[Given instruction] Compute the number of lines that include the string "screenshot", then output that number and nothing else.

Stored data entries
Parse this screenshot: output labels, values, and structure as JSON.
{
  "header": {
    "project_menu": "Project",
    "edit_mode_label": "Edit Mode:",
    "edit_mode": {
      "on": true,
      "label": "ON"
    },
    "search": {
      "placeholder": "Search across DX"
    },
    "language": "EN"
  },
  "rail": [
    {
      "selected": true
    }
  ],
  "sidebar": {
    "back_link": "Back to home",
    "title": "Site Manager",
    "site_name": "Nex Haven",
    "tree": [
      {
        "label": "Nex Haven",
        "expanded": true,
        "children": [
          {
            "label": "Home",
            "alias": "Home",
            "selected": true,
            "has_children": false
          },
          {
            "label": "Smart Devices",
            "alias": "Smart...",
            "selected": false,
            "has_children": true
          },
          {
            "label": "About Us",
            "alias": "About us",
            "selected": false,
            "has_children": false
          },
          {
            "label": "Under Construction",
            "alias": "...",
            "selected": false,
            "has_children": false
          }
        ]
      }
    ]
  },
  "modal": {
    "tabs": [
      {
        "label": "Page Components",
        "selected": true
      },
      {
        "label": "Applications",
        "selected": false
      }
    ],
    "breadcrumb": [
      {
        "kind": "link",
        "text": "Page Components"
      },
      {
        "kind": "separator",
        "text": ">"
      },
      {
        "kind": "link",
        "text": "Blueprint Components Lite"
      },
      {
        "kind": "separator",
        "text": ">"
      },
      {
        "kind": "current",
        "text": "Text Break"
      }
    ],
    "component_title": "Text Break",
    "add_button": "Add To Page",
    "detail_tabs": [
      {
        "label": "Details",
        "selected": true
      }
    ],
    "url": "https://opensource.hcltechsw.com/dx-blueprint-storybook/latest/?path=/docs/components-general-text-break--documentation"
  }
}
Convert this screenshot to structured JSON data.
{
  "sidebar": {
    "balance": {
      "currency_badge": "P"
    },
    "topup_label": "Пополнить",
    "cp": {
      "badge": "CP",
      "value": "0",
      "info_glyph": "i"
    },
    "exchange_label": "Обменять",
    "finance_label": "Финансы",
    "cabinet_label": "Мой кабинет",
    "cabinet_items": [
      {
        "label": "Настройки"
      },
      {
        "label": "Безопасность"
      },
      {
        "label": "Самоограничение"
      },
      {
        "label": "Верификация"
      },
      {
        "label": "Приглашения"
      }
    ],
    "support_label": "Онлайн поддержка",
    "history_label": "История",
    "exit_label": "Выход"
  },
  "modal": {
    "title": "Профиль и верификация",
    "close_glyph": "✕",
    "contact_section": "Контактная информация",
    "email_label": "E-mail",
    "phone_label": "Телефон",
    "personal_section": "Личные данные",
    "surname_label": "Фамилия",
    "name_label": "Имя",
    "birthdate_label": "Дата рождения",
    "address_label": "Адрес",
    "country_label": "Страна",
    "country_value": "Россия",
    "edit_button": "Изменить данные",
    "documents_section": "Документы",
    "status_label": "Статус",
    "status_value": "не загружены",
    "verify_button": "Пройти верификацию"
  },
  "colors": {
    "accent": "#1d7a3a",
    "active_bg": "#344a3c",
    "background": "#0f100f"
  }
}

[Expected output] 2